Aim of the exercise
Reproduce all of the material word for word.

+++

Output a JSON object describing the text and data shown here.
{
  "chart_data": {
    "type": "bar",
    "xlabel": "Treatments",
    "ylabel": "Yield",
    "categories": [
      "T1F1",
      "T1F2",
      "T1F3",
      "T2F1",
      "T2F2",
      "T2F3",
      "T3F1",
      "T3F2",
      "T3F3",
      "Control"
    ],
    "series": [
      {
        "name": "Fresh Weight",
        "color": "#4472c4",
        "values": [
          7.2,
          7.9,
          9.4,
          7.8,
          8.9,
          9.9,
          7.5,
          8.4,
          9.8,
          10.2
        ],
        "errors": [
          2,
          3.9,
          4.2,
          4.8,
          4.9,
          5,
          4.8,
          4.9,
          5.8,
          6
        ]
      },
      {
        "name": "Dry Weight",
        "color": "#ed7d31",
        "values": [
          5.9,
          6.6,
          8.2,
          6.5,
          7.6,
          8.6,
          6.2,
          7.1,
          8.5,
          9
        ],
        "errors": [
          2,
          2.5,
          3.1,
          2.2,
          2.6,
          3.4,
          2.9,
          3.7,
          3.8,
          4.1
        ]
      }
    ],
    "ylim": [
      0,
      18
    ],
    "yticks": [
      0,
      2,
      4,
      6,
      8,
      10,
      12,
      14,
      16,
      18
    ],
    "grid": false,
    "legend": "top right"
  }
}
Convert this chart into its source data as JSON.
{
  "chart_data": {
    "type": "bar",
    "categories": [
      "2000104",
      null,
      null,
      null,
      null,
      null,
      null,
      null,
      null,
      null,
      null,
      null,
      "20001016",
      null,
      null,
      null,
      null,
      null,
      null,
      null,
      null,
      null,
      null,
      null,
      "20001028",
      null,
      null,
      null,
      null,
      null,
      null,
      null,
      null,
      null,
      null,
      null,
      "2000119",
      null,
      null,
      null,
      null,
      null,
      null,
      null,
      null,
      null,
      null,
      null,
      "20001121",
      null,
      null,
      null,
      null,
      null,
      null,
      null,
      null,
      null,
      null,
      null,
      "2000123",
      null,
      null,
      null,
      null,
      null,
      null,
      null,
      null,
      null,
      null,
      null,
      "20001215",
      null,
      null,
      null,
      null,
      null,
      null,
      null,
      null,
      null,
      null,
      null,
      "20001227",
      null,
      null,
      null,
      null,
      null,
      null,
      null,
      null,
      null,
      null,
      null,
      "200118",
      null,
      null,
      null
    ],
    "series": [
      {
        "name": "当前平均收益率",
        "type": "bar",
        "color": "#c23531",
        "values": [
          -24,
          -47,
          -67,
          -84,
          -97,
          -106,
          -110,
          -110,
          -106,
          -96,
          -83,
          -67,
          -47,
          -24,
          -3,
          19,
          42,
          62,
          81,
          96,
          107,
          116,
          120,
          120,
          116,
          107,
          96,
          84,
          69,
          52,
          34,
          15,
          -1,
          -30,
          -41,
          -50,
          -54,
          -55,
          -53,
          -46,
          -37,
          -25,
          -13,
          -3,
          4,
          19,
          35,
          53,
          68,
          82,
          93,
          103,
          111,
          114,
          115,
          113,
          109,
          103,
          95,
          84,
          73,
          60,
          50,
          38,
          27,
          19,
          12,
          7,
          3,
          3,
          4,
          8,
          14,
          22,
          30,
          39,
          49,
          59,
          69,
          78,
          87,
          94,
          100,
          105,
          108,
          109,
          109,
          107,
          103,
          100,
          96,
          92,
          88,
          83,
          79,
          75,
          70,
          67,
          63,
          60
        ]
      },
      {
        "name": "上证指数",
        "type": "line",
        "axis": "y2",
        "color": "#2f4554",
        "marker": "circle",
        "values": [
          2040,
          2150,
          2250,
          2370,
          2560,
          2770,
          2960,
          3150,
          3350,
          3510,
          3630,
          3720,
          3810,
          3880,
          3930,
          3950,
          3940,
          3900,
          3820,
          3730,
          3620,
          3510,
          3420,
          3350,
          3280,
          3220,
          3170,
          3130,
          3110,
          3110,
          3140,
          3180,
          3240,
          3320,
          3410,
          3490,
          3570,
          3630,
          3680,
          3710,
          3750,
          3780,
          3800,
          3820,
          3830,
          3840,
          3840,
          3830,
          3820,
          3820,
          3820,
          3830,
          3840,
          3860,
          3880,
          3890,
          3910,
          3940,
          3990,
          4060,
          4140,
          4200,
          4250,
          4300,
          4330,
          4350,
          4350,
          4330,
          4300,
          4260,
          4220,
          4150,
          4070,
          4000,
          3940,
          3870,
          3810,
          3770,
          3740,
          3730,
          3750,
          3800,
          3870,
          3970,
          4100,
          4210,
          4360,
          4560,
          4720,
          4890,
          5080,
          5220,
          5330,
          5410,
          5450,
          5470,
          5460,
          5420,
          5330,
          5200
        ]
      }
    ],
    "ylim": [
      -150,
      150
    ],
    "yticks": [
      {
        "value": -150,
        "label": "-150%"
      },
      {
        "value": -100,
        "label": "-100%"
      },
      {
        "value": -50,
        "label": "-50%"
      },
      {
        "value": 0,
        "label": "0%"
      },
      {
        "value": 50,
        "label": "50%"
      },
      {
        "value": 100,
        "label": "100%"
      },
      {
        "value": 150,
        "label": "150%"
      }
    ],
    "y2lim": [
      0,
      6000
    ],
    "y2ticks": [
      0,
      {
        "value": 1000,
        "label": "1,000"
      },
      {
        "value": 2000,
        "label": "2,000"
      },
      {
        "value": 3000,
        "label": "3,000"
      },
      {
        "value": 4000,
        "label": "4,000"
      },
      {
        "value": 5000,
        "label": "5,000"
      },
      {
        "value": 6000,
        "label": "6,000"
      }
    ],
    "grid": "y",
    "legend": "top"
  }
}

+++

Result below
Output a JSON object describing the text and data shown here.
{
  "chart_data": {
    "type": "bar",
    "xlabel": "Treatments",
    "ylabel": "Yield",
    "categories": [
      "T1F1",
      "T1F2",
      "T1F3",
      "T2F1",
      "T2F2",
      "T2F3",
      "T3F1",
      "T3F2",
      "T3F3",
      "Control"
    ],
    "series": [
      {
        "name": "Fresh Weight",
        "color": "#4472c4",
        "values": [
          7.2,
          7.9,
          9.4,
          7.8,
          8.9,
          9.9,
          7.5,
          8.4,
          9.8,
          10.2
        ],
        "errors": [
          2,
          3.9,
          4.2,
          4.8,
          4.9,
          5,
          4.8,
          4.9,
          5.8,
          6
        ]
      },
      {
        "name": "Dry Weight",
        "color": "#ed7d31",
        "values": [
          5.9,
          6.6,
          8.2,
          6.5,
          7.6,
          8.6,
          6.2,
          7.1,
          8.5,
          9
        ],
        "errors": [
          2,
          2.5,
          3.1,
          2.2,
          2.6,
          3.4,
          2.9,
          3.7,
          3.8,
          4.1
        ]
      }
    ],
    "ylim": [
      0,
      18
    ],
    "yticks": [
      0,
      2,
      4,
      6,
      8,
      10,
      12,
      14,
      16,
      18
    ],
    "grid": false,
    "legend": "top right"
  }
}
Convert this chart into its source data as JSON.
{
  "chart_data": {
    "type": "bar",
    "categories": [
      "2000104",
      null,
      null,
      null,
      null,
      null,
      null,
      null,
      null,
      null,
      null,
      null,
      "20001016",
      null,
      null,
      null,
      null,
      null,
      null,
      null,
      null,
      null,
      null,
      null,
      "20001028",
      null,
      null,
      null,
      null,
      null,
      null,
      null,
      null,
      null,
      null,
      null,
      "2000119",
      null,
      null,
      null,
      null,
      null,
      null,
      null,
      null,
      null,
      null,
      null,
      "20001121",
      null,
      null,
      null,
      null,
      null,
      null,
      null,
      null,
      null,
      null,
      null,
      "2000123",
      null,
      null,
      null,
      null,
      null,
      null,
      null,
      null,
      null,
      null,
      null,
      "20001215",
      null,
      null,
      null,
      null,
      null,
      null,
      null,
      null,
      null,
      null,
      null,
      "20001227",
      null,
      null,
      null,
      null,
      null,
      null,
      null,
      null,
      null,
      null,
      null,
      "200118",
      null,
      null,
      null
    ],
    "series": [
      {
        "name": "当前平均收益率",
        "type": "bar",
        "color": "#c23531",
        "values": [
          -24,
          -47,
          -67,
          -84,
          -97,
          -106,
          -110,
          -110,
          -106,
          -96,
          -83,
          -67,
          -47,
          -24,
          -3,
          19,
          42,
          62,
          81,
          96,
          107,
          116,
          120,
          120,
          116,
          107,
          96,
          84,
          69,
          52,
          34,
          15,
          -1,
          -30,
          -41,
          -50,
          -54,
          -55,
          -53,
          -46,
          -37,
          -25,
          -13,
          -3,
          4,
          19,
          35,
          53,
          68,
          82,
          93,
          103,
          111,
          114,
          115,
          113,
          109,
          103,
          95,
          84,
          73,
          60,
          50,
          38,
          27,
          19,
          12,
          7,
          3,
          3,
          4,
          8,
          14,
          22,
          30,
          39,
          49,
          59,
          69,
          78,
          87,
          94,
          100,
          105,
          108,
          109,
          109,
          107,
          103,
          100,
          96,
          92,
          88,
          83,
          79,
          75,
          70,
          67,
          63,
          60
        ]
      },
      {
        "name": "上证指数",
        "type": "line",
        "axis": "y2",
        "color": "#2f4554",
        "marker": "circle",
        "values": [
          2040,
          2150,
          2250,
          2370,
          2560,
          2770,
          2960,
          3150,
          3350,
          3510,
          3630,
          3720,
          3810,
          3880,
          3930,
          3950,
          3940,
          3900,
          3820,
          3730,
          3620,
          3510,
          3420,
          3350,
          3280,
          3220,
          3170,
          3130,
          3110,
          3110,
          3140,
          3180,
          3240,
          3320,
          3410,
          3490,
          3570,
          3630,
          3680,
          3710,
          3750,
          3780,
          3800,
          3820,
          3830,
          3840,
          3840,
          3830,
          3820,
          3820,
          3820,
          3830,
          3840,
          3860,
          3880,
          3890,
          3910,
          3940,
          3990,
          4060,
          4140,
          4200,
          4250,
          4300,
          4330,
          4350,
          4350,
          4330,
          4300,
          4260,
          4220,
          4150,
          4070,
          4000,
          3940,
          3870,
          3810,
          3770,
          3740,
          3730,
          3750,
          3800,
          3870,
          3970,
          4100,
          4210,
          4360,
          4560,
          4720,
          4890,
          5080,
          5220,
          5330,
          5410,
          5450,
          5470,
          5460,
          5420,
          5330,
          5200
        ]
      }
    ],
    "ylim": [
      -150,
      150
    ],
    "yticks": [
      {
        "value": -150,
        "label": "-150%"
      },
      {
        "value": -100,
        "label": "-100%"
      },
      {
        "value": -50,
        "label": "-50%"
      },
      {
        "value": 0,
        "label": "0%"
      },
      {
        "value": 50,
        "label": "50%"
      },
      {
        "value": 100,
        "label": "100%"
      },
      {
        "value": 150,
        "label": "150%"
      }
    ],
    "y2lim": [
      0,
      6000
    ],
    "y2ticks": [
      0,
      {
        "value": 1000,
        "label": "1,000"
      },
      {
        "value": 2000,
        "label": "2,000"
      },
      {
        "value": 3000,
        "label": "3,000"
      },
      {
        "value": 4000,
        "label": "4,000"
      },
      {
        "value": 5000,
        "label": "5,000"
      },
      {
        "value": 6000,
        "label": "6,000"
      }
    ],
    "grid": "y",
    "legend": "top"
  }
}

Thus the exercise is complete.